Element box annotations:
## start

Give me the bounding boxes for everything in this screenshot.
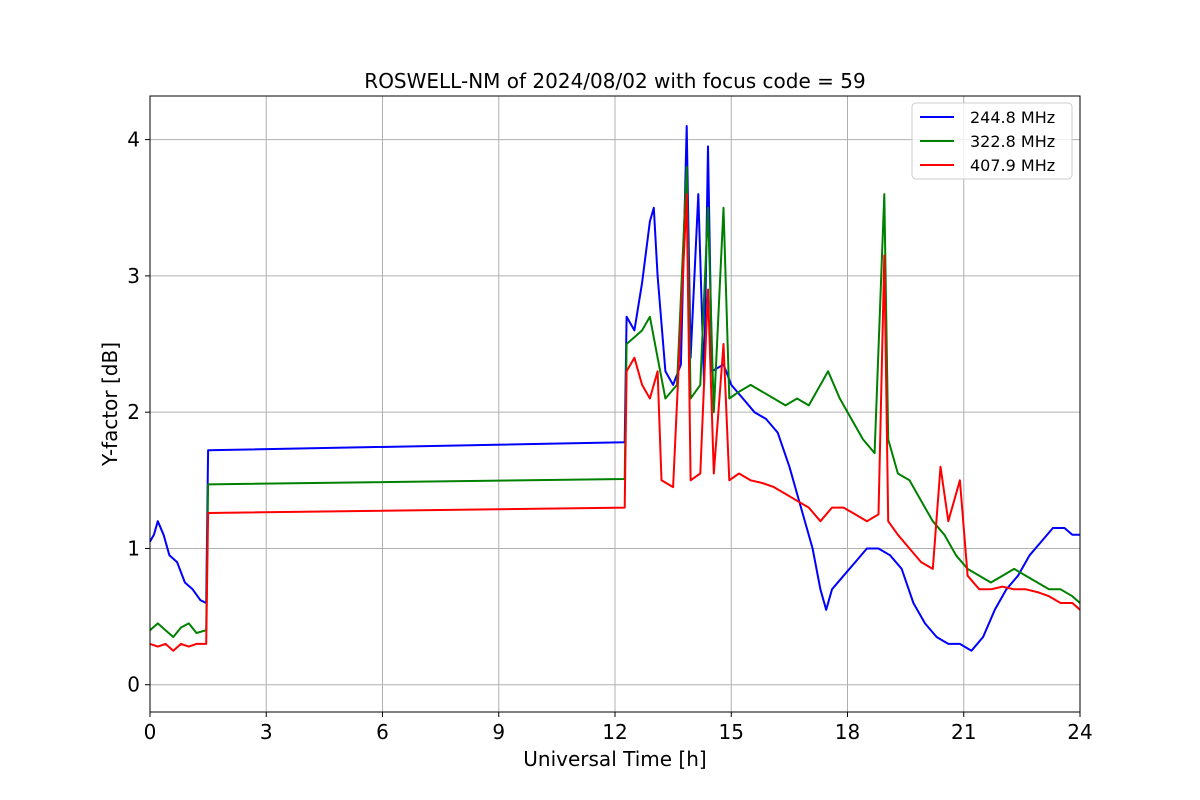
y-tick-label: 4 — [127, 128, 140, 152]
series-line-1 — [149, 125, 1080, 652]
y-axis-label: Y-factor [dB] — [98, 342, 122, 467]
legend-label: 407.9 MHz — [970, 156, 1055, 175]
x-tick-label: 3 — [260, 720, 273, 744]
chart-title: ROSWELL-NM of 2024/08/02 with focus code… — [364, 69, 865, 93]
legend: 244.8 MHz 322.8 MHz 407.9 MHz — [911, 102, 1073, 180]
legend-label: 322.8 MHz — [970, 132, 1055, 151]
x-tick-label: 0 — [144, 720, 157, 744]
y-tick-label: 2 — [127, 400, 140, 424]
plot-series — [149, 125, 1081, 652]
x-tick-label: 9 — [492, 720, 505, 744]
y-tick-label: 3 — [127, 264, 140, 288]
x-tick-label: 12 — [602, 720, 627, 744]
grid — [149, 96, 1081, 712]
x-tick-label: 21 — [951, 720, 976, 744]
series-line-3 — [149, 193, 1081, 652]
y-tick-label: 1 — [127, 536, 140, 560]
x-tick-label: 18 — [835, 720, 860, 744]
legend-box — [911, 102, 1073, 180]
x-tick-label: 15 — [719, 720, 744, 744]
x-tick-label: 6 — [376, 720, 389, 744]
legend-label: 244.8 MHz — [970, 108, 1055, 127]
x-axis-label: Universal Time [h] — [523, 747, 706, 771]
y-tick-label: 0 — [127, 673, 140, 697]
x-tick-label: 24 — [1067, 720, 1092, 744]
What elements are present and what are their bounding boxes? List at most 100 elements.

## end

Could you set out every line of the items above as a Markdown table with the columns "Row" and "Line", giving each non-blank line its own numbered row and leaving out the pictures?

Exercise result |
| Row | Line |
|---|---|
| 1 | Give me the bounding boxes for everything in this screenshot. |
| 2 | y-tick-label: 4 — [127, 128, 140, 152] |
| 3 | series-line-1 — [149, 125, 1080, 652] |
| 4 | y-axis-label: Y-factor [dB] — [98, 342, 122, 467] |
| 5 | legend-label: 407.9 MHz — [970, 156, 1055, 175] |
| 6 | x-tick-label: 3 — [260, 720, 273, 744] |
| 7 | chart-title: ROSWELL-NM of 2024/08/02 with focus code… — [364, 69, 865, 93] |
| 8 | legend: 244.8 MHz 322.8 MHz 407.9 MHz — [911, 102, 1073, 180] |
| 9 | legend-label: 322.8 MHz — [970, 132, 1055, 151] |
| 10 | x-tick-label: 0 — [144, 720, 157, 744] |
| 11 | y-tick-label: 2 — [127, 400, 140, 424] |
| 12 | plot-series — [149, 125, 1081, 652] |
| 13 | x-tick-label: 9 — [492, 720, 505, 744] |
| 14 | y-tick-label: 3 — [127, 264, 140, 288] |
| 15 | x-tick-label: 12 — [602, 720, 627, 744] |
| 16 | grid — [149, 96, 1081, 712] |
| 17 | x-tick-label: 21 — [951, 720, 976, 744] |
| 18 | series-line-3 — [149, 193, 1081, 652] |
| 19 | y-tick-label: 1 — [127, 536, 140, 560] |
| 20 | x-tick-label: 18 — [835, 720, 860, 744] |
| 21 | legend-box — [911, 102, 1073, 180] |
| 22 | x-tick-label: 15 — [719, 720, 744, 744] |
| 23 | x-tick-label: 6 — [376, 720, 389, 744] |
| 24 | legend-label: 244.8 MHz — [970, 108, 1055, 127] |
| 25 | x-axis-label: Universal Time [h] — [523, 747, 706, 771] |
| 26 | y-tick-label: 0 — [127, 673, 140, 697] |
| 27 | x-tick-label: 24 — [1067, 720, 1092, 744] |
| 28 | What elements are present and what are their bounding boxes? List at most 100 elements. |